DATA PROVIDED:
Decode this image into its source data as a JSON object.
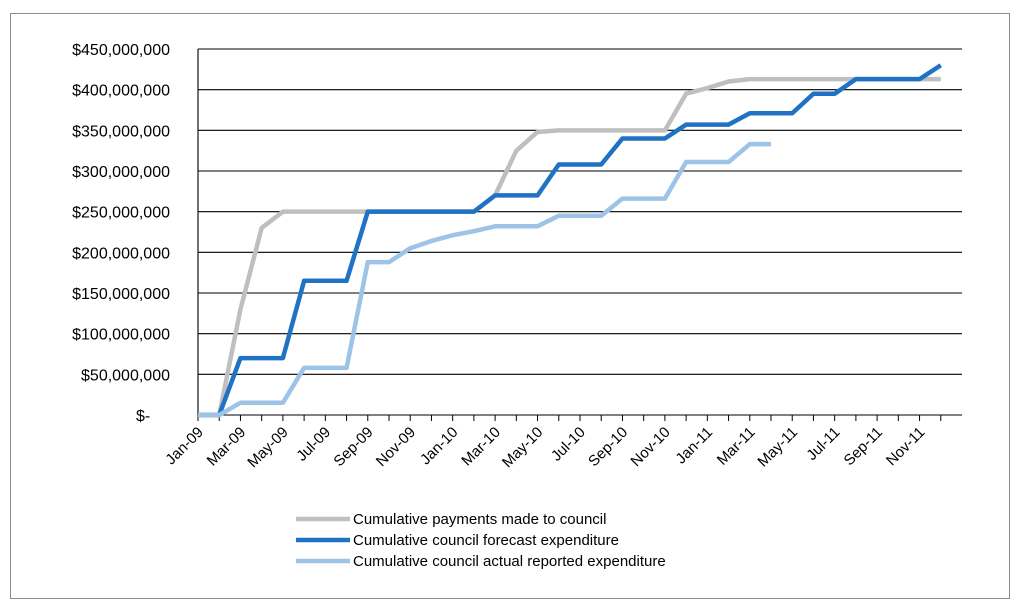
{
  "chart_data": {
    "type": "line",
    "title": "",
    "xlabel": "",
    "ylabel": "",
    "ylim": [
      0,
      450000000
    ],
    "yticks": [
      {
        "value": 0,
        "label": "$-"
      },
      {
        "value": 50000000,
        "label": "$50,000,000"
      },
      {
        "value": 100000000,
        "label": "$100,000,000"
      },
      {
        "value": 150000000,
        "label": "$150,000,000"
      },
      {
        "value": 200000000,
        "label": "$200,000,000"
      },
      {
        "value": 250000000,
        "label": "$250,000,000"
      },
      {
        "value": 300000000,
        "label": "$300,000,000"
      },
      {
        "value": 350000000,
        "label": "$350,000,000"
      },
      {
        "value": 400000000,
        "label": "$400,000,000"
      },
      {
        "value": 450000000,
        "label": "$450,000,000"
      }
    ],
    "xticks": [
      "Jan-09",
      "Mar-09",
      "May-09",
      "Jul-09",
      "Sep-09",
      "Nov-09",
      "Jan-10",
      "Mar-10",
      "May-10",
      "Jul-10",
      "Sep-10",
      "Nov-10",
      "Jan-11",
      "Mar-11",
      "May-11",
      "Jul-11",
      "Sep-11",
      "Nov-11"
    ],
    "grid": "horizontal",
    "legend_position": "bottom",
    "series": [
      {
        "name": "Cumulative payments made to council",
        "color": "#bfbfbf",
        "points": [
          [
            "Jan-09",
            0
          ],
          [
            "Feb-09",
            0
          ],
          [
            "Mar-09",
            130000000
          ],
          [
            "Apr-09",
            230000000
          ],
          [
            "May-09",
            250000000
          ],
          [
            "Jun-09",
            250000000
          ],
          [
            "Jul-09",
            250000000
          ],
          [
            "Aug-09",
            250000000
          ],
          [
            "Sep-09",
            250000000
          ],
          [
            "Oct-09",
            250000000
          ],
          [
            "Nov-09",
            250000000
          ],
          [
            "Dec-09",
            250000000
          ],
          [
            "Jan-10",
            250000000
          ],
          [
            "Feb-10",
            250000000
          ],
          [
            "Mar-10",
            270000000
          ],
          [
            "Apr-10",
            325000000
          ],
          [
            "May-10",
            348000000
          ],
          [
            "Jun-10",
            350000000
          ],
          [
            "Jul-10",
            350000000
          ],
          [
            "Aug-10",
            350000000
          ],
          [
            "Sep-10",
            350000000
          ],
          [
            "Oct-10",
            350000000
          ],
          [
            "Nov-10",
            350000000
          ],
          [
            "Dec-10",
            395000000
          ],
          [
            "Jan-11",
            402000000
          ],
          [
            "Feb-11",
            410000000
          ],
          [
            "Mar-11",
            413000000
          ],
          [
            "Apr-11",
            413000000
          ],
          [
            "May-11",
            413000000
          ],
          [
            "Jun-11",
            413000000
          ],
          [
            "Jul-11",
            413000000
          ],
          [
            "Aug-11",
            413000000
          ],
          [
            "Sep-11",
            413000000
          ],
          [
            "Oct-11",
            413000000
          ],
          [
            "Nov-11",
            413000000
          ],
          [
            "Dec-11",
            413000000
          ]
        ]
      },
      {
        "name": "Cumulative council forecast expenditure",
        "color": "#1f72c4",
        "points": [
          [
            "Jan-09",
            0
          ],
          [
            "Feb-09",
            0
          ],
          [
            "Mar-09",
            70000000
          ],
          [
            "Apr-09",
            70000000
          ],
          [
            "May-09",
            70000000
          ],
          [
            "Jun-09",
            165000000
          ],
          [
            "Jul-09",
            165000000
          ],
          [
            "Aug-09",
            165000000
          ],
          [
            "Sep-09",
            250000000
          ],
          [
            "Oct-09",
            250000000
          ],
          [
            "Nov-09",
            250000000
          ],
          [
            "Dec-09",
            250000000
          ],
          [
            "Jan-10",
            250000000
          ],
          [
            "Feb-10",
            250000000
          ],
          [
            "Mar-10",
            270000000
          ],
          [
            "Apr-10",
            270000000
          ],
          [
            "May-10",
            270000000
          ],
          [
            "Jun-10",
            308000000
          ],
          [
            "Jul-10",
            308000000
          ],
          [
            "Aug-10",
            308000000
          ],
          [
            "Sep-10",
            340000000
          ],
          [
            "Oct-10",
            340000000
          ],
          [
            "Nov-10",
            340000000
          ],
          [
            "Dec-10",
            357000000
          ],
          [
            "Jan-11",
            357000000
          ],
          [
            "Feb-11",
            357000000
          ],
          [
            "Mar-11",
            371000000
          ],
          [
            "Apr-11",
            371000000
          ],
          [
            "May-11",
            371000000
          ],
          [
            "Jun-11",
            395000000
          ],
          [
            "Jul-11",
            395000000
          ],
          [
            "Aug-11",
            413000000
          ],
          [
            "Sep-11",
            413000000
          ],
          [
            "Oct-11",
            413000000
          ],
          [
            "Nov-11",
            413000000
          ],
          [
            "Dec-11",
            430000000
          ]
        ]
      },
      {
        "name": "Cumulative council actual reported expenditure",
        "color": "#9dc3e6",
        "points": [
          [
            "Jan-09",
            0
          ],
          [
            "Feb-09",
            0
          ],
          [
            "Mar-09",
            15000000
          ],
          [
            "Apr-09",
            15000000
          ],
          [
            "May-09",
            15000000
          ],
          [
            "Jun-09",
            58000000
          ],
          [
            "Jul-09",
            58000000
          ],
          [
            "Aug-09",
            58000000
          ],
          [
            "Sep-09",
            188000000
          ],
          [
            "Oct-09",
            188000000
          ],
          [
            "Nov-09",
            205000000
          ],
          [
            "Dec-09",
            214000000
          ],
          [
            "Jan-10",
            221000000
          ],
          [
            "Feb-10",
            226000000
          ],
          [
            "Mar-10",
            232000000
          ],
          [
            "Apr-10",
            232000000
          ],
          [
            "May-10",
            232000000
          ],
          [
            "Jun-10",
            245000000
          ],
          [
            "Jul-10",
            245000000
          ],
          [
            "Aug-10",
            245000000
          ],
          [
            "Sep-10",
            266000000
          ],
          [
            "Oct-10",
            266000000
          ],
          [
            "Nov-10",
            266000000
          ],
          [
            "Dec-10",
            311000000
          ],
          [
            "Jan-11",
            311000000
          ],
          [
            "Feb-11",
            311000000
          ],
          [
            "Mar-11",
            333000000
          ],
          [
            "Apr-11",
            333000000
          ]
        ]
      }
    ]
  }
}
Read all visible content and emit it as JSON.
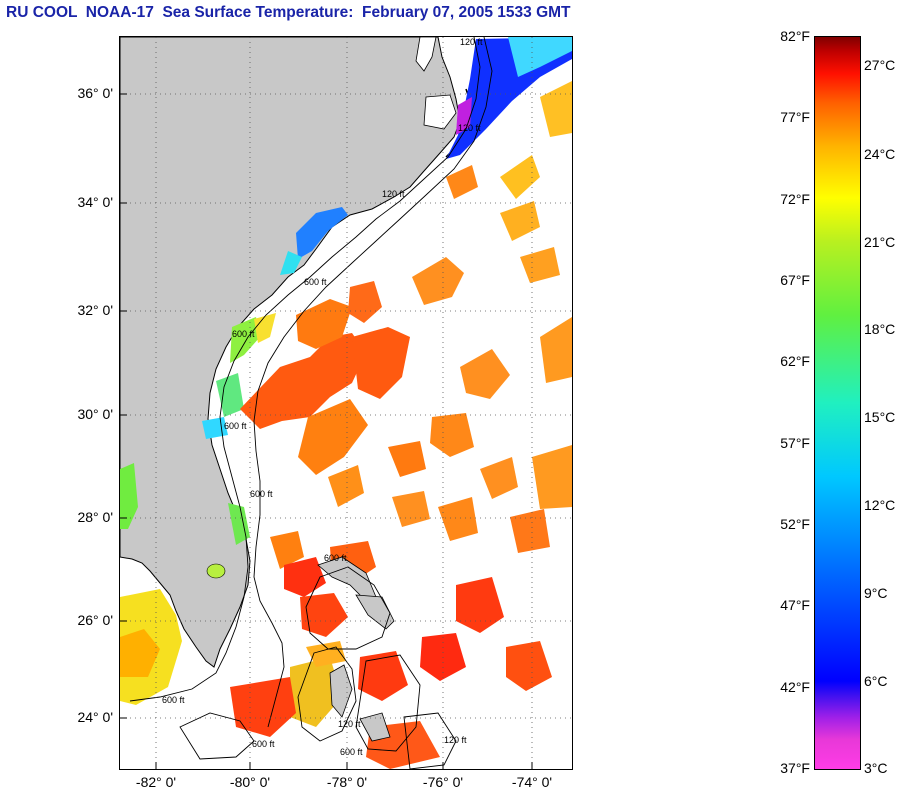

REQUIRED TASK: Using the listing above, pick out each line that contains the word "JSON", then copy it.

EXPECTED ANSWER:
Decode this image into its source data as a JSON object.
Read all visible content and emit it as JSON.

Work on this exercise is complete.